[Exercise details]
Collect each line of the entries that holds the string "left".

━━━━

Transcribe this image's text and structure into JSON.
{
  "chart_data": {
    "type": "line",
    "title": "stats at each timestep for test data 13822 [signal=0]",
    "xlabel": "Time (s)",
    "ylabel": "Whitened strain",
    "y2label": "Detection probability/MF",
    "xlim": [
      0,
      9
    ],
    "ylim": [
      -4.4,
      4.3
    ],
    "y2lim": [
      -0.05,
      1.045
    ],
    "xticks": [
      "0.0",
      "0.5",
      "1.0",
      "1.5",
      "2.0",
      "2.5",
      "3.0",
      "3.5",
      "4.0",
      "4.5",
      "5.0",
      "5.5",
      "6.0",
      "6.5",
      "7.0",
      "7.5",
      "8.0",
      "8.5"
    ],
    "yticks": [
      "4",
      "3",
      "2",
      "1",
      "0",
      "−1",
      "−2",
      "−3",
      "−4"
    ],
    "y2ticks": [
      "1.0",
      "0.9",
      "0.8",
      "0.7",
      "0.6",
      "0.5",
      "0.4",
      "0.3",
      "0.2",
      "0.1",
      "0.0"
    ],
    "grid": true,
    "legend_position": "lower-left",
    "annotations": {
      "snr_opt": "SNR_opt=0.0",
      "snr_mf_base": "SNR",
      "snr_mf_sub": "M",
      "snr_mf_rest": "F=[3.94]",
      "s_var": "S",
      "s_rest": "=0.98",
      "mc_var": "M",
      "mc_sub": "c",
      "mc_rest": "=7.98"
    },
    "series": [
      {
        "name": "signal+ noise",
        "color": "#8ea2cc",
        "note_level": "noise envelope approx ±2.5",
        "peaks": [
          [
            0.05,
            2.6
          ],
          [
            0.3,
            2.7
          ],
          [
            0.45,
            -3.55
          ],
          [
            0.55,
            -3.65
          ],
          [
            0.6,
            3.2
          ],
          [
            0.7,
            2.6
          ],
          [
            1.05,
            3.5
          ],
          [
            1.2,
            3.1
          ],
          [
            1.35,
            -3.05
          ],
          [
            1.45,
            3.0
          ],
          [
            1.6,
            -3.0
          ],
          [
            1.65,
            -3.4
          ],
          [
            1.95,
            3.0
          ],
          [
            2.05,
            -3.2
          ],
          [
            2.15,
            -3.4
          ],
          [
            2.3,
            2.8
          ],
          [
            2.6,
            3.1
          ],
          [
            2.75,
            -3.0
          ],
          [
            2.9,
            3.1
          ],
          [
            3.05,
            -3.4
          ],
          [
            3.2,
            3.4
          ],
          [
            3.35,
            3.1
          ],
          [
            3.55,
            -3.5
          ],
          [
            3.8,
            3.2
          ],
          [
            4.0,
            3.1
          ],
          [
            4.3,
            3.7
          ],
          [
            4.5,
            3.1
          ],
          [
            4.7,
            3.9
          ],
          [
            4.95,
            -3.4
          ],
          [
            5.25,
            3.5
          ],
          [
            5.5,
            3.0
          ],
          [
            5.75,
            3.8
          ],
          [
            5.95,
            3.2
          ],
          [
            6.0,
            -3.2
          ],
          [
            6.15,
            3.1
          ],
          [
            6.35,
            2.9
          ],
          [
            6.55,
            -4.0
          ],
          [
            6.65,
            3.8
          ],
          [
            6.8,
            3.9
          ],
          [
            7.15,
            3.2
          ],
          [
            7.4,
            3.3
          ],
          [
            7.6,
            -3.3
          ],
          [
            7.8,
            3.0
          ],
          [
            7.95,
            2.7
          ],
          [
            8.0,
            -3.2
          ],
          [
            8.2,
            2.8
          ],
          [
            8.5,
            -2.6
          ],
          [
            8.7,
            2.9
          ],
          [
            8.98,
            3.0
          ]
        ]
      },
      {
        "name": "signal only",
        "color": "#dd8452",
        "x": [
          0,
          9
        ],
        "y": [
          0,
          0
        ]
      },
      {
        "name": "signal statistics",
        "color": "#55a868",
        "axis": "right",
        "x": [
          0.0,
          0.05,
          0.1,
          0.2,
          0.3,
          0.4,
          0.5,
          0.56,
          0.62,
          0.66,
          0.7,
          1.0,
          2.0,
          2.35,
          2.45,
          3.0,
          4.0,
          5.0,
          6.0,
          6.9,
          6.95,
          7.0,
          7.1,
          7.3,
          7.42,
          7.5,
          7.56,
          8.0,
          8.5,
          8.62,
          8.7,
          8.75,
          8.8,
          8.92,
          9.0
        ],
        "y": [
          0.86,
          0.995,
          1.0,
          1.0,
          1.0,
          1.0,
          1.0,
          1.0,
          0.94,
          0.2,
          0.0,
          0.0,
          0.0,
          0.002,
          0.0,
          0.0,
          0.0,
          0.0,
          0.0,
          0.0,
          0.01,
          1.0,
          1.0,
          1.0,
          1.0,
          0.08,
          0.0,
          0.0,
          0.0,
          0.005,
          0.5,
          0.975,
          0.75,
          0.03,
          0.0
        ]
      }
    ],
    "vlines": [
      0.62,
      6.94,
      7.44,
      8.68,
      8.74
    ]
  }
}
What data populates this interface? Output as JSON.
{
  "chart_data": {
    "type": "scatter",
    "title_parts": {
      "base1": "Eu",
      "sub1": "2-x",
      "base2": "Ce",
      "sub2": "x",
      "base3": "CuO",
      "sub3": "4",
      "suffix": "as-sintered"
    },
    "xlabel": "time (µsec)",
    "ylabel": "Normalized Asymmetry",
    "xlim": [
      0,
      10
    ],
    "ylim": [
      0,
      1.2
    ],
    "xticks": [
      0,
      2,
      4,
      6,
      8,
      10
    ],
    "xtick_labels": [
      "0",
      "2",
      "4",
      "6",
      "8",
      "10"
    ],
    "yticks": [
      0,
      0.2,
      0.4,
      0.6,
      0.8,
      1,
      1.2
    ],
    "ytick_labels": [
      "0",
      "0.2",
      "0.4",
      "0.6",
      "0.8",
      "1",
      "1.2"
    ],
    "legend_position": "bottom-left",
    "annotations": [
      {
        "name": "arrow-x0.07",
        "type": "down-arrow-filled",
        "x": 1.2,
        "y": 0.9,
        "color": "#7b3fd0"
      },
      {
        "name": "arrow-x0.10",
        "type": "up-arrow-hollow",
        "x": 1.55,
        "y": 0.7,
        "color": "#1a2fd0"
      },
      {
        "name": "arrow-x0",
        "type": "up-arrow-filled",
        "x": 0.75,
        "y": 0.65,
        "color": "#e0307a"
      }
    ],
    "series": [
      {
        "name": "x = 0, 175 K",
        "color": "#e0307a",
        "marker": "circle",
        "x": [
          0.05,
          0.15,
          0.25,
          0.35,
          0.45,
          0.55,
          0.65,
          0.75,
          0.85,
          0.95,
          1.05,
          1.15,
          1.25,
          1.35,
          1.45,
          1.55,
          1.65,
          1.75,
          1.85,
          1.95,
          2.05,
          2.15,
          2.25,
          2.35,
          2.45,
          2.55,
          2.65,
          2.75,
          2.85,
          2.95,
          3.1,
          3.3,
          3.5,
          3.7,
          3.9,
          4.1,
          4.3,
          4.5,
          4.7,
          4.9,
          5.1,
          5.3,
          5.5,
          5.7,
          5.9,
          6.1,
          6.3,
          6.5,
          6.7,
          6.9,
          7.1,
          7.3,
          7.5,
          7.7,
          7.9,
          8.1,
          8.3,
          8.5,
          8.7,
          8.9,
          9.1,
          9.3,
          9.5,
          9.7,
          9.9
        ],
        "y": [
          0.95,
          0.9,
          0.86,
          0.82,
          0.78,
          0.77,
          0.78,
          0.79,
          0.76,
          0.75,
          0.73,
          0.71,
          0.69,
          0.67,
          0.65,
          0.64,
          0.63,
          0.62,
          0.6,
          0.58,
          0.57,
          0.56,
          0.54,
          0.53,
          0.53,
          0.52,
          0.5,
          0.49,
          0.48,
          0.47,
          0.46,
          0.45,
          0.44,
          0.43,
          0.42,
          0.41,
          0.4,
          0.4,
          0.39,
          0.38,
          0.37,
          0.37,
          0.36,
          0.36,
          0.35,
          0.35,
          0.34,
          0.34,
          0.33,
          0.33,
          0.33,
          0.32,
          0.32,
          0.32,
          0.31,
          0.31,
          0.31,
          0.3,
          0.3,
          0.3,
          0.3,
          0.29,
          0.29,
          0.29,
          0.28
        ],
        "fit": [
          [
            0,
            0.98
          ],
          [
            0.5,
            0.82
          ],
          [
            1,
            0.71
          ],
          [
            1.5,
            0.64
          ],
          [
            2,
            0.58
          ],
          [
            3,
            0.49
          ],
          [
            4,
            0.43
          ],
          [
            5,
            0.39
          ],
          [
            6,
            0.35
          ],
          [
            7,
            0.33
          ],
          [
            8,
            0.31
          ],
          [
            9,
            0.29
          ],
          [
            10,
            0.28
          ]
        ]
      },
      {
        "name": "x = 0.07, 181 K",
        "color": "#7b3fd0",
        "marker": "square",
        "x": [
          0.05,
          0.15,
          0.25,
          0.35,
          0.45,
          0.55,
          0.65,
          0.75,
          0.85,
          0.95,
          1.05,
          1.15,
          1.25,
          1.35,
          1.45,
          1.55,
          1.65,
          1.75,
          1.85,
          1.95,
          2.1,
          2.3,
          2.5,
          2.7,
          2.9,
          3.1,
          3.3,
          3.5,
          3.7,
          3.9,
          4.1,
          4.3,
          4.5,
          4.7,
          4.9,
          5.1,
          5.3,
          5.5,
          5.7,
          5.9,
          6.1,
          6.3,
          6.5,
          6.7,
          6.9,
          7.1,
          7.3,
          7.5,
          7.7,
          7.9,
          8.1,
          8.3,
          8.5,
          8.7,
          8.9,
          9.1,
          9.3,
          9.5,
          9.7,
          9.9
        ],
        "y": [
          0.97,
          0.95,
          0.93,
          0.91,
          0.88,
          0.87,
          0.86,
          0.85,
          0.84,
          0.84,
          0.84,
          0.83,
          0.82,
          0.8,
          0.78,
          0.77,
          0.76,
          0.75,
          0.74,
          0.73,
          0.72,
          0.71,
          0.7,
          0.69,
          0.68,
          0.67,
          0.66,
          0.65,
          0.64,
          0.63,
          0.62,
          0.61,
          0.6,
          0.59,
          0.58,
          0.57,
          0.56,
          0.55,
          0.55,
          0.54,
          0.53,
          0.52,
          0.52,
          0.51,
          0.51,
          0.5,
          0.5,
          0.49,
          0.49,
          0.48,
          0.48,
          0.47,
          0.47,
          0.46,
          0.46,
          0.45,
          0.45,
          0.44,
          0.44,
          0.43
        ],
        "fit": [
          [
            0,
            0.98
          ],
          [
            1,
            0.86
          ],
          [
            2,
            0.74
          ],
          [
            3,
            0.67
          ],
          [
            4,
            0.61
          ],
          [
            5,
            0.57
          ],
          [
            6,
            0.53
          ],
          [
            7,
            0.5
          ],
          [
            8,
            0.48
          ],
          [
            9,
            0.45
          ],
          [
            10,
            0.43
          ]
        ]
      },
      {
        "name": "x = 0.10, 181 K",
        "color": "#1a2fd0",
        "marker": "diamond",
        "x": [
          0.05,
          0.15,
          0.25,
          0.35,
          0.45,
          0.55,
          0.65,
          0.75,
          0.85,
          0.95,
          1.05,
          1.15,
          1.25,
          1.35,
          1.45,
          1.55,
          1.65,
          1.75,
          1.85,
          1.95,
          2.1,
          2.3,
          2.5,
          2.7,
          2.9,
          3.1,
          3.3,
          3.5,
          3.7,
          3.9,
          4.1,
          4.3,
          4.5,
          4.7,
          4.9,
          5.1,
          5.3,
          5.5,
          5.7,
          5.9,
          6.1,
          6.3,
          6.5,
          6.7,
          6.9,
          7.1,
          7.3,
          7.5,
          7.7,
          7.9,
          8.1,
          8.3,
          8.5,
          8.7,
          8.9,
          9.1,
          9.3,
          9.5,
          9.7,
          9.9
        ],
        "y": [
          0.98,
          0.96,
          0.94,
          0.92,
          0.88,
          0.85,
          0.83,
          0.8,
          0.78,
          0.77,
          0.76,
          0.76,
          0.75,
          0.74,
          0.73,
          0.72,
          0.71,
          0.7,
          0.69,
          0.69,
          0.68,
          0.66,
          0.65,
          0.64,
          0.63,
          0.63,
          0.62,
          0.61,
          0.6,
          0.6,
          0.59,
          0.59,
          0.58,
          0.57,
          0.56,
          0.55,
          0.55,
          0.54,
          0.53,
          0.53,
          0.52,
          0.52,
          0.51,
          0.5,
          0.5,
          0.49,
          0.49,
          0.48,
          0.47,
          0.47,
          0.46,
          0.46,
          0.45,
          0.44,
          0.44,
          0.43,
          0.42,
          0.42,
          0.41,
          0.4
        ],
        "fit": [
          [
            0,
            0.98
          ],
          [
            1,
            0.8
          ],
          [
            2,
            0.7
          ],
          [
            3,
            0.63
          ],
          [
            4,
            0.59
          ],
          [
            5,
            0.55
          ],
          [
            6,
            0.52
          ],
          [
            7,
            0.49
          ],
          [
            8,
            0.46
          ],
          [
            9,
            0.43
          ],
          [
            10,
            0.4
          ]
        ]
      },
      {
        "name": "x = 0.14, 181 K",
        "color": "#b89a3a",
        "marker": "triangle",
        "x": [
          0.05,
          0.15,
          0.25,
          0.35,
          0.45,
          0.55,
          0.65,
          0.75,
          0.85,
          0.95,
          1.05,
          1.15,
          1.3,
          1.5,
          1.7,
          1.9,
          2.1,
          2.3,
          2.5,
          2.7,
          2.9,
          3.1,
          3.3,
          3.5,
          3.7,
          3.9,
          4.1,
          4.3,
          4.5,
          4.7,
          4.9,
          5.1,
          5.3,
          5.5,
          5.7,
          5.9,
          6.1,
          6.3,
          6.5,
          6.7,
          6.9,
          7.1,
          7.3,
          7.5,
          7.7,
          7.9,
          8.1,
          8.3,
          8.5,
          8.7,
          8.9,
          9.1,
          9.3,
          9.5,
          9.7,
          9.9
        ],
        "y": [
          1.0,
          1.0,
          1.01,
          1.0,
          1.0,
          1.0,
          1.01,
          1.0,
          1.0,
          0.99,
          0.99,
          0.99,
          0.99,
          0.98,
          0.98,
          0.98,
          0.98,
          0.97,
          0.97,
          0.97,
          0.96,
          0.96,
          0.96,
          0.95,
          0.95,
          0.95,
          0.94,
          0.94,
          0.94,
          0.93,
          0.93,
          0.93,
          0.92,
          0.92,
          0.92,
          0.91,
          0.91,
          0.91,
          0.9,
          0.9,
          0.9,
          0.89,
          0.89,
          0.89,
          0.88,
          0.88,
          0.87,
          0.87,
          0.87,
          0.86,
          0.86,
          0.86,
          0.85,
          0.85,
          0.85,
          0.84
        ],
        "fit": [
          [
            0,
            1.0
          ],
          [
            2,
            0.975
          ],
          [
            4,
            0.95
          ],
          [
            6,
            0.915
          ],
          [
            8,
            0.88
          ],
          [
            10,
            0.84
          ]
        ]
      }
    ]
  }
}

━━━━

[In response]
    "legend_position": "lower-left",
    "legend_position": "bottom-left",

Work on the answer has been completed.